## START Input material

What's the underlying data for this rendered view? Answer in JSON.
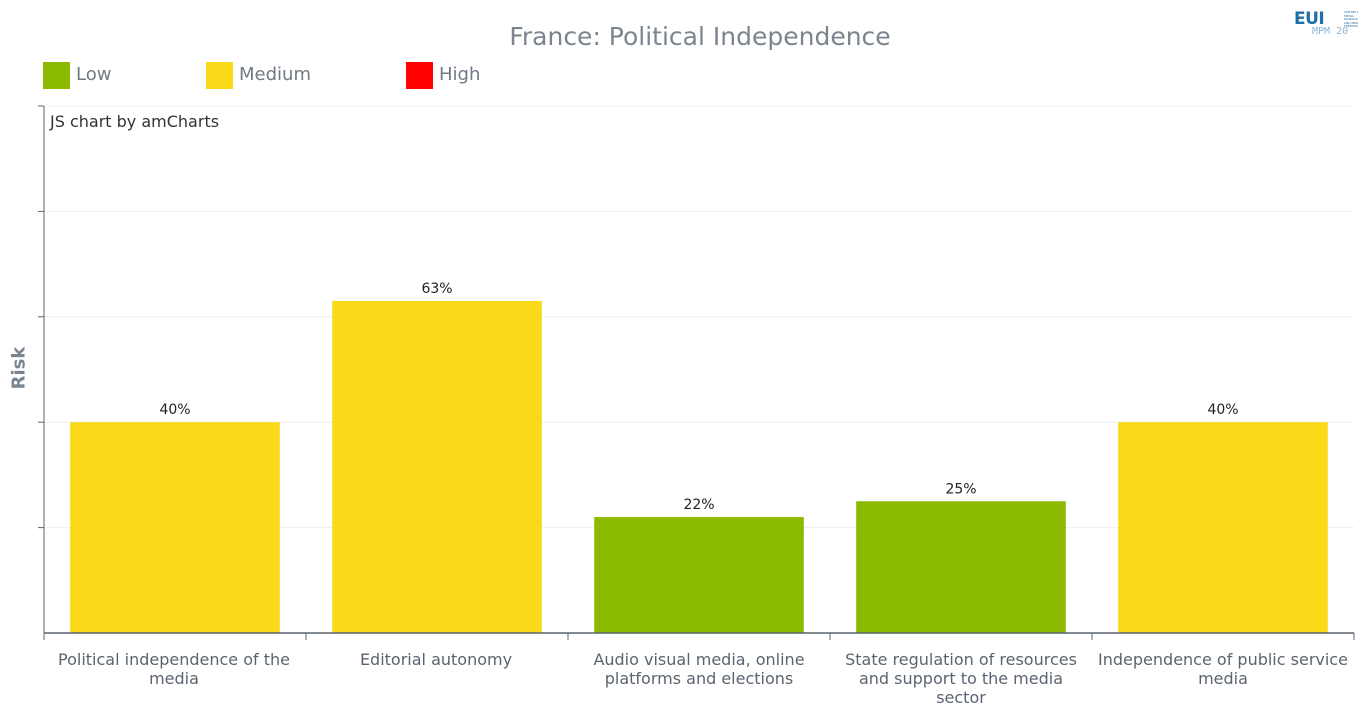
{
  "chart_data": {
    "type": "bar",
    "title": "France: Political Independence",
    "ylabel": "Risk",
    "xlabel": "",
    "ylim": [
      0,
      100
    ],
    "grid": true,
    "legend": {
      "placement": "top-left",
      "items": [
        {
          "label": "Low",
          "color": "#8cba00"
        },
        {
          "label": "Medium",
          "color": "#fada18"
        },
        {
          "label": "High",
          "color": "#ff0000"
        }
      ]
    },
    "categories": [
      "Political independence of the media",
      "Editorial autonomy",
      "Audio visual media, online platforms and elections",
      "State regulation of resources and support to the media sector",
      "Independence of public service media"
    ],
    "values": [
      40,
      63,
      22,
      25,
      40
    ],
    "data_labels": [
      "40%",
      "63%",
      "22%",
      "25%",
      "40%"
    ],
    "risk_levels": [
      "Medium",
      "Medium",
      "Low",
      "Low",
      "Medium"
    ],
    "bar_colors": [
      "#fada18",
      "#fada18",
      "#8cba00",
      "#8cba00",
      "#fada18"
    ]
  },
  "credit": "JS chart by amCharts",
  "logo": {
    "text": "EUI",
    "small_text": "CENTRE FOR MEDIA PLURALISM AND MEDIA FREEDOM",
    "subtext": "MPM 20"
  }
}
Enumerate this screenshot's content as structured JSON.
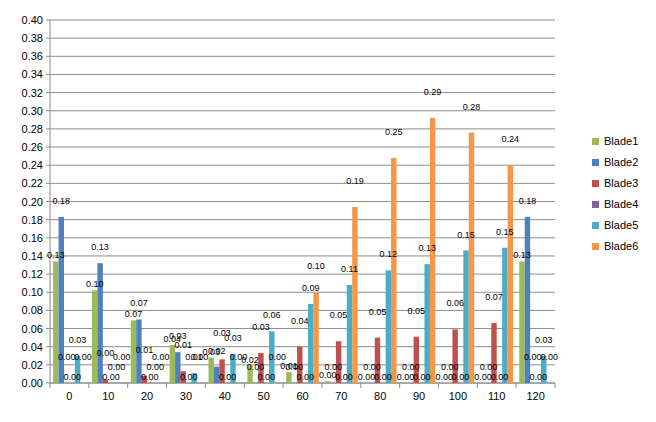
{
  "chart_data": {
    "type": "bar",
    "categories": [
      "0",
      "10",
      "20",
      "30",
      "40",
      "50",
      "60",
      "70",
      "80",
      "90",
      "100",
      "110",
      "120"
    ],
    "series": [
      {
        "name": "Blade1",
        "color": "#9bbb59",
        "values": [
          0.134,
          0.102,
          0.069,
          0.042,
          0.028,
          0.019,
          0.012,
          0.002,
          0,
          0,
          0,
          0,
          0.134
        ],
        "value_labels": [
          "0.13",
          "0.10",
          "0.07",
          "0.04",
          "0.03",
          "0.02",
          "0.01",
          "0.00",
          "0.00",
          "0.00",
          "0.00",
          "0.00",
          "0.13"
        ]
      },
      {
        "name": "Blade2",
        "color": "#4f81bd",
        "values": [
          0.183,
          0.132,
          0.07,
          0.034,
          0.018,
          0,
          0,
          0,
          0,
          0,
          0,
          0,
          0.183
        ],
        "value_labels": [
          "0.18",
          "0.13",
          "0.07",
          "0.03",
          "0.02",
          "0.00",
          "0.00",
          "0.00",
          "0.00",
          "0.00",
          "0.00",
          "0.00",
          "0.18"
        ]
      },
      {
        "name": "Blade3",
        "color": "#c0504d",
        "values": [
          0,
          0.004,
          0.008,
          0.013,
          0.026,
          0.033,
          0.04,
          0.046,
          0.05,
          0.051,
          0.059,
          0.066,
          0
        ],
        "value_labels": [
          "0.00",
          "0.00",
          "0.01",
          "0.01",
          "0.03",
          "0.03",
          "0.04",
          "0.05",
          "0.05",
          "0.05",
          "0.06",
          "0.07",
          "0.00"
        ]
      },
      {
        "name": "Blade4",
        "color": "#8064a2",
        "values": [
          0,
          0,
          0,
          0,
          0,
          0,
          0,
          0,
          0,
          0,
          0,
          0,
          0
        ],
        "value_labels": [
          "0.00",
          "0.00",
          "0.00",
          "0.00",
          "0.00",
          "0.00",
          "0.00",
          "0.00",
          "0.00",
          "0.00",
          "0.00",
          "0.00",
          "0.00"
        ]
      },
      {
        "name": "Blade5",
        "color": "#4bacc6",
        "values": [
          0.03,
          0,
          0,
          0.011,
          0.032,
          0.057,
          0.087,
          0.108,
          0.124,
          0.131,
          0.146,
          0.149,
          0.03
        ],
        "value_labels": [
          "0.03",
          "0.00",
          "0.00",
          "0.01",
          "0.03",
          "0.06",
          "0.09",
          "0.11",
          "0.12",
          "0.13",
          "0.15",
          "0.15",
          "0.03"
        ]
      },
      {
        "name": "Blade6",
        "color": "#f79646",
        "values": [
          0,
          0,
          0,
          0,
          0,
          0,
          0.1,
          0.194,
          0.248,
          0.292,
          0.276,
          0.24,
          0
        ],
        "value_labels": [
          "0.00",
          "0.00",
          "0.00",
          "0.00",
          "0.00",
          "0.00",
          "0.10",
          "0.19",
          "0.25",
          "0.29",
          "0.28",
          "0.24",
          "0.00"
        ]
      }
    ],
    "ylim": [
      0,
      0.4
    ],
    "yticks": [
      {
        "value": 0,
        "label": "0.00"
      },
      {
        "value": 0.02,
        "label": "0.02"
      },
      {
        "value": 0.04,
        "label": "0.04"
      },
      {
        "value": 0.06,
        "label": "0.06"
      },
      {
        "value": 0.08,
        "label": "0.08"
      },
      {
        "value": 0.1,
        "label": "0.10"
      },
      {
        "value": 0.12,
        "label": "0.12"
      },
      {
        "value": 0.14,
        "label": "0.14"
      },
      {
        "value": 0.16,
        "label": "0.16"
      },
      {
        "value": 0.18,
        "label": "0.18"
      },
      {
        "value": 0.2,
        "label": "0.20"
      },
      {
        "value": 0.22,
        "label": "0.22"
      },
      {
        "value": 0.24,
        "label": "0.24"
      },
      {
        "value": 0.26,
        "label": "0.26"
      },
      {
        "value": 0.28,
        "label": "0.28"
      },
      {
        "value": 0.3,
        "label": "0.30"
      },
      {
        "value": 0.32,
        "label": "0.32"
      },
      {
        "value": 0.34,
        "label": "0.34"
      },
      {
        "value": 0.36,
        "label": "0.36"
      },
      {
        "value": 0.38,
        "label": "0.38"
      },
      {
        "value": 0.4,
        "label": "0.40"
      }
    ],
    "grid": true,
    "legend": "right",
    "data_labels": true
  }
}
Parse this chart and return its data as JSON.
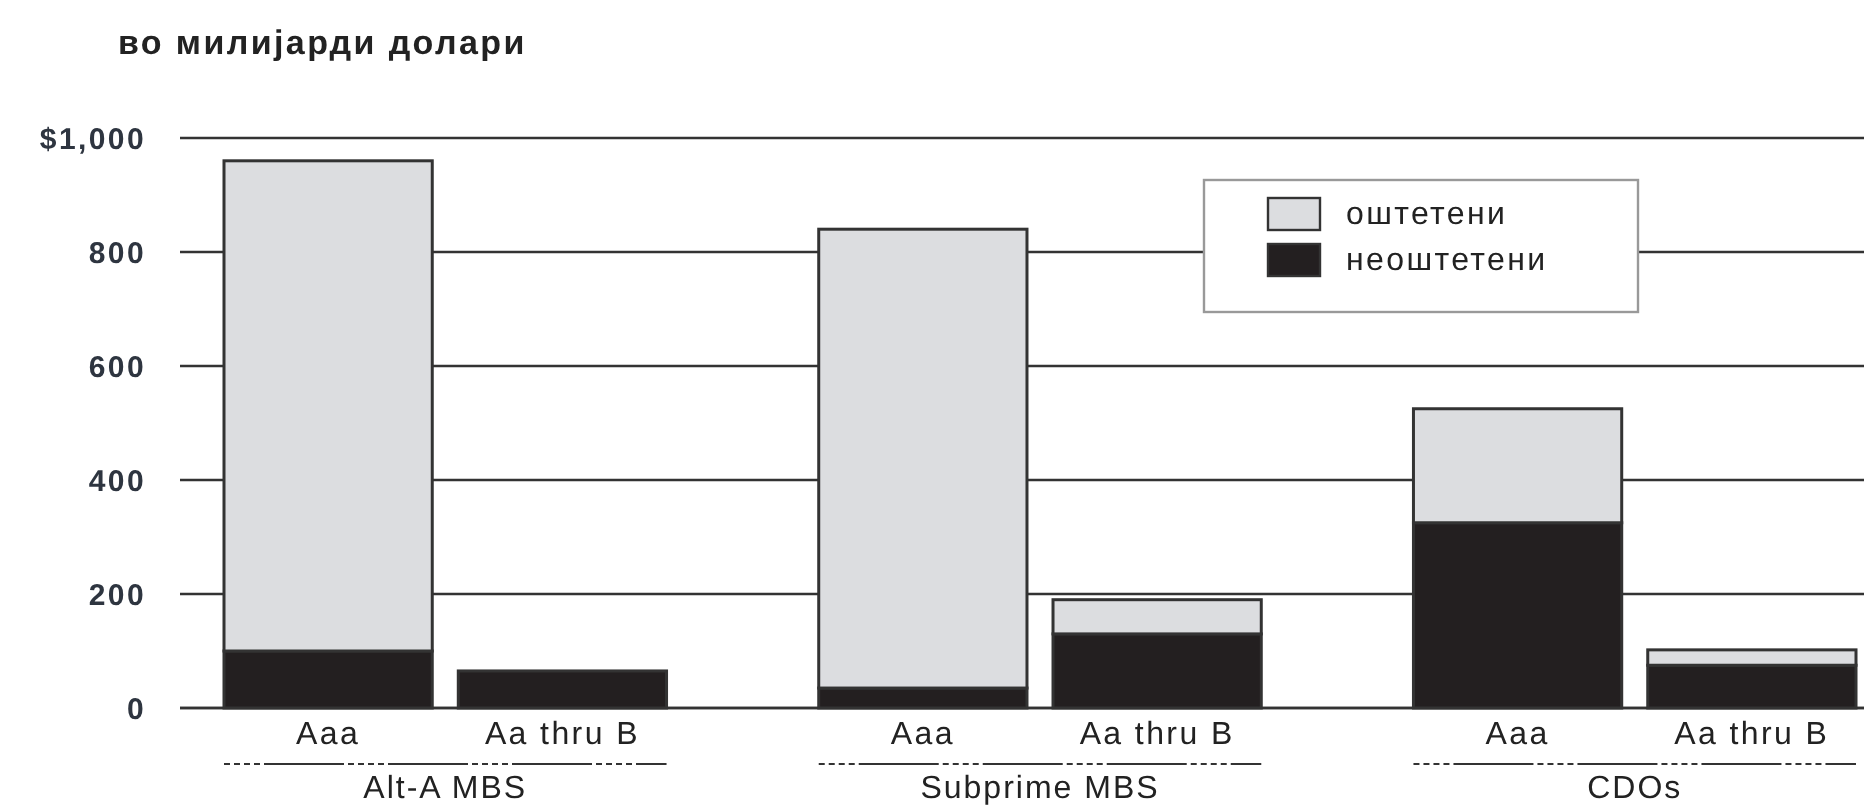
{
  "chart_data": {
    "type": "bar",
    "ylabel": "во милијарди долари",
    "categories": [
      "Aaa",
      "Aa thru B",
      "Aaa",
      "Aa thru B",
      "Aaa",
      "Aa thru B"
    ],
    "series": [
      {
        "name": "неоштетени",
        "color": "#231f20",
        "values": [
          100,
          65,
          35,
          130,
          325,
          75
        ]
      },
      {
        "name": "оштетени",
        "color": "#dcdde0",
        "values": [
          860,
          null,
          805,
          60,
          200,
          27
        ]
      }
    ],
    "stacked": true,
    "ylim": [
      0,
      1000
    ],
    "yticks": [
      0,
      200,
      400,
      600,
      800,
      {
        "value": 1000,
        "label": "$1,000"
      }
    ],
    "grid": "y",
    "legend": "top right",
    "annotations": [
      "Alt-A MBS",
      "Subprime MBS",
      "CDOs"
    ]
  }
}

## END Input material

• **Stated goal**: Repeat the records word for word. Any picture in them should be left out.

• **Output below**:
What's the underlying data for this rendered view? Answer in JSON.
{
  "chart_data": {
    "type": "bar",
    "title": "France: Political Independence",
    "ylabel": "Risk",
    "xlabel": "",
    "ylim": [
      0,
      100
    ],
    "grid": true,
    "legend": {
      "placement": "top-left",
      "items": [
        {
          "label": "Low",
          "color": "#8cba00"
        },
        {
          "label": "Medium",
          "color": "#fada18"
        },
        {
          "label": "High",
          "color": "#ff0000"
        }
      ]
    },
    "categories": [
      "Political independence of the media",
      "Editorial autonomy",
      "Audio visual media, online platforms and elections",
      "State regulation of resources and support to the media sector",
      "Independence of public service media"
    ],
    "values": [
      40,
      63,
      22,
      25,
      40
    ],
    "data_labels": [
      "40%",
      "63%",
      "22%",
      "25%",
      "40%"
    ],
    "risk_levels": [
      "Medium",
      "Medium",
      "Low",
      "Low",
      "Medium"
    ],
    "bar_colors": [
      "#fada18",
      "#fada18",
      "#8cba00",
      "#8cba00",
      "#fada18"
    ]
  },
  "credit": "JS chart by amCharts",
  "logo": {
    "text": "EUI",
    "small_text": "CENTRE FOR MEDIA PLURALISM AND MEDIA FREEDOM",
    "subtext": "MPM 20"
  }
}
Enumerate this screenshot's content as structured JSON.
{
  "chart_data": {
    "type": "bar",
    "categories": [
      "0",
      "10",
      "20",
      "30",
      "40",
      "50",
      "60",
      "70",
      "80",
      "90",
      "100",
      "110",
      "120"
    ],
    "series": [
      {
        "name": "Blade1",
        "color": "#9bbb59",
        "values": [
          0.134,
          0.102,
          0.069,
          0.042,
          0.028,
          0.019,
          0.012,
          0.002,
          0,
          0,
          0,
          0,
          0.134
        ],
        "value_labels": [
          "0.13",
          "0.10",
          "0.07",
          "0.04",
          "0.03",
          "0.02",
          "0.01",
          "0.00",
          "0.00",
          "0.00",
          "0.00",
          "0.00",
          "0.13"
        ]
      },
      {
        "name": "Blade2",
        "color": "#4f81bd",
        "values": [
          0.183,
          0.132,
          0.07,
          0.034,
          0.018,
          0,
          0,
          0,
          0,
          0,
          0,
          0,
          0.183
        ],
        "value_labels": [
          "0.18",
          "0.13",
          "0.07",
          "0.03",
          "0.02",
          "0.00",
          "0.00",
          "0.00",
          "0.00",
          "0.00",
          "0.00",
          "0.00",
          "0.18"
        ]
      },
      {
        "name": "Blade3",
        "color": "#c0504d",
        "values": [
          0,
          0.004,
          0.008,
          0.013,
          0.026,
          0.033,
          0.04,
          0.046,
          0.05,
          0.051,
          0.059,
          0.066,
          0
        ],
        "value_labels": [
          "0.00",
          "0.00",
          "0.01",
          "0.01",
          "0.03",
          "0.03",
          "0.04",
          "0.05",
          "0.05",
          "0.05",
          "0.06",
          "0.07",
          "0.00"
        ]
      },
      {
        "name": "Blade4",
        "color": "#8064a2",
        "values": [
          0,
          0,
          0,
          0,
          0,
          0,
          0,
          0,
          0,
          0,
          0,
          0,
          0
        ],
        "value_labels": [
          "0.00",
          "0.00",
          "0.00",
          "0.00",
          "0.00",
          "0.00",
          "0.00",
          "0.00",
          "0.00",
          "0.00",
          "0.00",
          "0.00",
          "0.00"
        ]
      },
      {
        "name": "Blade5",
        "color": "#4bacc6",
        "values": [
          0.03,
          0,
          0,
          0.011,
          0.032,
          0.057,
          0.087,
          0.108,
          0.124,
          0.131,
          0.146,
          0.149,
          0.03
        ],
        "value_labels": [
          "0.03",
          "0.00",
          "0.00",
          "0.01",
          "0.03",
          "0.06",
          "0.09",
          "0.11",
          "0.12",
          "0.13",
          "0.15",
          "0.15",
          "0.03"
        ]
      },
      {
        "name": "Blade6",
        "color": "#f79646",
        "values": [
          0,
          0,
          0,
          0,
          0,
          0,
          0.1,
          0.194,
          0.248,
          0.292,
          0.276,
          0.24,
          0
        ],
        "value_labels": [
          "0.00",
          "0.00",
          "0.00",
          "0.00",
          "0.00",
          "0.00",
          "0.10",
          "0.19",
          "0.25",
          "0.29",
          "0.28",
          "0.24",
          "0.00"
        ]
      }
    ],
    "ylim": [
      0,
      0.4
    ],
    "yticks": [
      {
        "value": 0,
        "label": "0.00"
      },
      {
        "value": 0.02,
        "label": "0.02"
      },
      {
        "value": 0.04,
        "label": "0.04"
      },
      {
        "value": 0.06,
        "label": "0.06"
      },
      {
        "value": 0.08,
        "label": "0.08"
      },
      {
        "value": 0.1,
        "label": "0.10"
      },
      {
        "value": 0.12,
        "label": "0.12"
      },
      {
        "value": 0.14,
        "label": "0.14"
      },
      {
        "value": 0.16,
        "label": "0.16"
      },
      {
        "value": 0.18,
        "label": "0.18"
      },
      {
        "value": 0.2,
        "label": "0.20"
      },
      {
        "value": 0.22,
        "label": "0.22"
      },
      {
        "value": 0.24,
        "label": "0.24"
      },
      {
        "value": 0.26,
        "label": "0.26"
      },
      {
        "value": 0.28,
        "label": "0.28"
      },
      {
        "value": 0.3,
        "label": "0.30"
      },
      {
        "value": 0.32,
        "label": "0.32"
      },
      {
        "value": 0.34,
        "label": "0.34"
      },
      {
        "value": 0.36,
        "label": "0.36"
      },
      {
        "value": 0.38,
        "label": "0.38"
      },
      {
        "value": 0.4,
        "label": "0.40"
      }
    ],
    "grid": true,
    "legend": "right",
    "data_labels": true
  }
}
Parse this chart and return its data as JSON.
{
  "chart_data": {
    "type": "bar",
    "ylabel": "во милијарди долари",
    "categories": [
      "Aaa",
      "Aa thru B",
      "Aaa",
      "Aa thru B",
      "Aaa",
      "Aa thru B"
    ],
    "series": [
      {
        "name": "неоштетени",
        "color": "#231f20",
        "values": [
          100,
          65,
          35,
          130,
          325,
          75
        ]
      },
      {
        "name": "оштетени",
        "color": "#dcdde0",
        "values": [
          860,
          null,
          805,
          60,
          200,
          27
        ]
      }
    ],
    "stacked": true,
    "ylim": [
      0,
      1000
    ],
    "yticks": [
      0,
      200,
      400,
      600,
      800,
      {
        "value": 1000,
        "label": "$1,000"
      }
    ],
    "grid": "y",
    "legend": "top right",
    "annotations": [
      "Alt-A MBS",
      "Subprime MBS",
      "CDOs"
    ]
  }
}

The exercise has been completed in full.